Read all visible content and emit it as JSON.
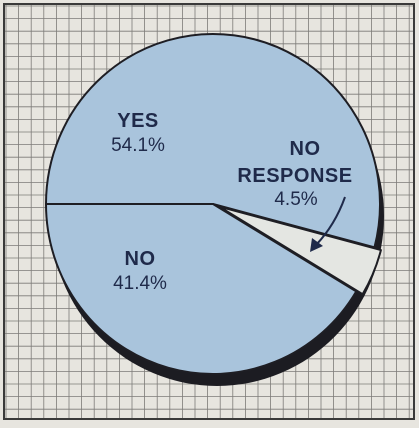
{
  "chart_data": {
    "type": "pie",
    "title": "",
    "slices": [
      {
        "label": "YES",
        "value": 54.1,
        "value_label": "54.1%",
        "color": "#a9c4dc"
      },
      {
        "label": "NO RESPONSE",
        "label_lines": [
          "NO",
          "RESPONSE"
        ],
        "value": 4.5,
        "value_label": "4.5%",
        "color": "#e4e6e2"
      },
      {
        "label": "NO",
        "value": 41.4,
        "value_label": "41.4%",
        "color": "#a9c4dc"
      }
    ],
    "legend": "none",
    "grid": true
  },
  "colors": {
    "background": "#e7e5df",
    "grid": "#7d7b78",
    "outline": "#1e1e24",
    "text": "#1f2a4a"
  }
}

What to work on
Repeat the material above in full and exactly, apart from the pictures.

Result of the task
Read all visible content and emit it as JSON.
{
  "chart_data": {
    "type": "pie",
    "title": "",
    "slices": [
      {
        "label": "YES",
        "value": 54.1,
        "value_label": "54.1%",
        "color": "#a9c4dc"
      },
      {
        "label": "NO RESPONSE",
        "label_lines": [
          "NO",
          "RESPONSE"
        ],
        "value": 4.5,
        "value_label": "4.5%",
        "color": "#e4e6e2"
      },
      {
        "label": "NO",
        "value": 41.4,
        "value_label": "41.4%",
        "color": "#a9c4dc"
      }
    ],
    "legend": "none",
    "grid": true
  },
  "colors": {
    "background": "#e7e5df",
    "grid": "#7d7b78",
    "outline": "#1e1e24",
    "text": "#1f2a4a"
  }
}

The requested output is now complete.